── Document ──
# What to wear for first showmanship class?



## hiddenhollowrider (Jun 2, 2009)

oh, and its a 4-h regional show.


----------



## Dartanion (Dec 8, 2008)

I would say go with your SMS outfit. Remember you are judged on your appearance as well as your pattern. How you preform your pattern is worth more than most other aspects of the class but it NEVER hurts to gain some extra points in the professionalism(SP) department. A judge once told me at a schooling show that (even though she trys not to) if she see's someone in showmanship without a nice outfit or at least nicly dressed their pattern never seems to ship up to others who have SMS outfits or attempt at nice dress. I think she was doing her best at dressing up the fact she marks non-dressed Showmanshipers down more than people with 'proper' dress. I am not saying this is true all the time but just some food for thought.


----------



## hiddenhollowrider (Jun 2, 2009)

thanks so much!


----------



## DixiesPaintedNova (Nov 18, 2008)

Ya definatly do not go with the jeans. In showmanship they are judging on both appearance and how you perform. One girl last year got a few points off because she wasn't wearing a belt. It was one of the really strict judges though.


----------



## Dartanion (Dec 8, 2008)

hiddenhollowrider said:


> thanks so much!


 
Hey no problem, I was in a class where I was the only one with a 'proper' SMS outfit on and while our pattern was not the best there was one girl I would have placed above me because she did a much faster pivot BUT she was in a button upshirt and jeans and I ended up getting first and I am sure that my SMS outfit was the only deciding factor lol. That and when I spoke with the judge after the SMS classes she said "I like your outfit, it was a good choice to wear one." glad we helped 
get pics!


----------



## Scoutrider (Jun 4, 2009)
───
── Supplied entries ──
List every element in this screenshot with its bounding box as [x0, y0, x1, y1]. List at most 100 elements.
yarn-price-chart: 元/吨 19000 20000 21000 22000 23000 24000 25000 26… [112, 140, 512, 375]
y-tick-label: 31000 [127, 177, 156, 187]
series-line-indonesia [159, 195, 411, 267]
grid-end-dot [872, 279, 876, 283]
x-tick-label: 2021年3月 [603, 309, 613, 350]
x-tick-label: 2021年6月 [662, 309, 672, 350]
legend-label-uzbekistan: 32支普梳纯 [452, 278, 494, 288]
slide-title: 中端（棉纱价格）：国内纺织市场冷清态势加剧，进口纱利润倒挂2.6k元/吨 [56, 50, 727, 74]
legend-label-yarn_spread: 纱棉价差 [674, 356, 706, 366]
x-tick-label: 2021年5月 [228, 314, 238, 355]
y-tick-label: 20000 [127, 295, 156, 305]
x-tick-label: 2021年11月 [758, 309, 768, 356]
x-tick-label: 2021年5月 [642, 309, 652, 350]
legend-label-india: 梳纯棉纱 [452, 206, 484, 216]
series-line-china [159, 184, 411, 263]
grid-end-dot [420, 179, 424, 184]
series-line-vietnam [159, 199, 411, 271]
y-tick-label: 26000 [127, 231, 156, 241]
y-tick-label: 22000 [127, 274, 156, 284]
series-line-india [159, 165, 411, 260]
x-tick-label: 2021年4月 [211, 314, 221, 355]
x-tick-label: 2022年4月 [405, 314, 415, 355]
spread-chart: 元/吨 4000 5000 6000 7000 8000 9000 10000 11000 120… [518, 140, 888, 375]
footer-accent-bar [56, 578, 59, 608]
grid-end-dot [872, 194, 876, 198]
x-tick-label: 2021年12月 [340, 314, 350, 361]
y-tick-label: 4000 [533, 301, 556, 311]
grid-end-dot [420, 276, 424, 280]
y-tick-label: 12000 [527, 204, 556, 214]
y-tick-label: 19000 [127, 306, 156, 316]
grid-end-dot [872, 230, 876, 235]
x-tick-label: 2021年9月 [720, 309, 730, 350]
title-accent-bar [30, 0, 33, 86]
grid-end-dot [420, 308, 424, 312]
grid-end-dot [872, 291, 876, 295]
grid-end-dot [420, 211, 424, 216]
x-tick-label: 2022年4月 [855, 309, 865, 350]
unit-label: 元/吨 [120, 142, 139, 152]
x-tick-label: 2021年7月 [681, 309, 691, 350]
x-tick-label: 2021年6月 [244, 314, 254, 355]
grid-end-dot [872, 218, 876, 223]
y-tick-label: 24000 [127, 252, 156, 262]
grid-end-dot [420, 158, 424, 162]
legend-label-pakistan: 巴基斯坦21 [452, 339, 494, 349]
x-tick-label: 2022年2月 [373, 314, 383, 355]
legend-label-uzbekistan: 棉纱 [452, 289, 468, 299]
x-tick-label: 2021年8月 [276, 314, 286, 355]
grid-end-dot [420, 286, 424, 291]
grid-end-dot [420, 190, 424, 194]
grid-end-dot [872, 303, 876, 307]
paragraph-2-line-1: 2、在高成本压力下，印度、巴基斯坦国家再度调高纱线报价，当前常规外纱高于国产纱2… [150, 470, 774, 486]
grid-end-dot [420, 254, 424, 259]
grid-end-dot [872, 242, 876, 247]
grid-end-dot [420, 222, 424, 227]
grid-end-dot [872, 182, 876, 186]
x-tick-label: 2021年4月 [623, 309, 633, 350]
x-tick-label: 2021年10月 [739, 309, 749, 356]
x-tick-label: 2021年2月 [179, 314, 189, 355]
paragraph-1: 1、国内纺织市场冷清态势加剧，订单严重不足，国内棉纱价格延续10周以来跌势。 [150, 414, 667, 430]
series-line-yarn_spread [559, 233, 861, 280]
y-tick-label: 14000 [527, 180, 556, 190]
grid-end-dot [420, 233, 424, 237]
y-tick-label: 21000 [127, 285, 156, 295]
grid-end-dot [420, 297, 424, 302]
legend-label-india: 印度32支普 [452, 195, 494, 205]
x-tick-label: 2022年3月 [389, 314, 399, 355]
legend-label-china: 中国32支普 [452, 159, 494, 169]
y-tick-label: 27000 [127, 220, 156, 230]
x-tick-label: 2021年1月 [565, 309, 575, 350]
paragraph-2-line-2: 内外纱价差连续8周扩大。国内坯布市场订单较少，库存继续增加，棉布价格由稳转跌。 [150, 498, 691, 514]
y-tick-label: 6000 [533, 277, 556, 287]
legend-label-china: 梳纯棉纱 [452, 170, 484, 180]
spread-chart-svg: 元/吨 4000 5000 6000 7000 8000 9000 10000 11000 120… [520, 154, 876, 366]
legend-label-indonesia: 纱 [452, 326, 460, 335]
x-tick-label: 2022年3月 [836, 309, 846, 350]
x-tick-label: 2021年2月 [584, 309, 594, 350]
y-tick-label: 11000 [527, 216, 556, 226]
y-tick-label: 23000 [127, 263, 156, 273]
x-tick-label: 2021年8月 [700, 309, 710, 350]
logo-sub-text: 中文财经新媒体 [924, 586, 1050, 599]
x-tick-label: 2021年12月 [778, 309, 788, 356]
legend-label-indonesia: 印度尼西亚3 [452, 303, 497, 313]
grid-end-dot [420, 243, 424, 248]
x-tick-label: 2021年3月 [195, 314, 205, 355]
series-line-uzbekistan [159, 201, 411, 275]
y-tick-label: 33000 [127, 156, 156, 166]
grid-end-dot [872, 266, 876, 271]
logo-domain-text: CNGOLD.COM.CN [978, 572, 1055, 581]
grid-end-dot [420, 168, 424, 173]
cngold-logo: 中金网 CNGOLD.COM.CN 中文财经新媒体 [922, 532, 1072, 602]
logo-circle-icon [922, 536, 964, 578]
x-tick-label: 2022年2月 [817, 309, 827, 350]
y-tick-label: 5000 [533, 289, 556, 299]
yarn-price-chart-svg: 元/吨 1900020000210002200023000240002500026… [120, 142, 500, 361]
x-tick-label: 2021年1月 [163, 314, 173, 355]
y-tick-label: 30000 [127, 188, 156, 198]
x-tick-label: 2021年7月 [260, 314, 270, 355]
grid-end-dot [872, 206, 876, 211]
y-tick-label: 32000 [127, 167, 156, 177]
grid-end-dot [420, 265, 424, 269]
───
** To be done **
1. Please list every distinct username that appears in a post heading of the showmanship thread, in order of first appearance.
2. Pick up the showmanship thread after its final line by writing the post that belongs under Scoutrider's heading.

** Answers to the exercises **
1. hiddenhollowrider, Dartanion, DixiesPaintedNova, Scoutrider

2.
While I personally believe that, at the 4-H level, as long as your show attire is clean, well fitted, safe, and appropriate, there should be no penalties against simpler clothing or points for flashier or obviously expensive clothing, the reality is that most judges, if not outright at least subconsciously, do sometimes favor the glitzier clothing. I have also seen the kids who just don't care and do Showmanship just because it it the required class (I don't know if this is national, but it is in my state.). I've done 4-H on a shoestring for years, English and Western, and seen superb performances, showmanship and rail, placed behind other competitors apparently based on clothing. While this practice may be appropriate at other shows, at 4-H the emphasis should always be on the kids, their ability to groom, handle, and show their projects. The necessity for clean and tidy clothes fall into this category, the necessity for brand name or rhinestone adorned clothing is not. The tendancy for judges to place according to tailor bills has strongly influenced my decision to switch to English, where a $60 hunt coat looks basically like a $600 hunt coat.

That being said, I would advise you to wear the flashier outfit. If you have blue slacks, try to find blue boots of a matching shade (makes a more streamlined outline). If you're brave, I have seen white boots that are made to dye the perfect shade (I've always been a black slacks and black boots gal for this reason, ha ha). Black boots work, but the contrast will draw the judge's eye to your feet. Gloves are another good idea, the same color as the sleeves of your top, again to minimize contrast and draw the eye away from your hands (Remember to leave them behind for your western rail classes!:wink Unless your 4-H show requires a ASTM-SEI certified helmet for showmanship, a cowboy hat is a must. I would recommend cream felt to match your outfit.

Hope that helps! Good luck!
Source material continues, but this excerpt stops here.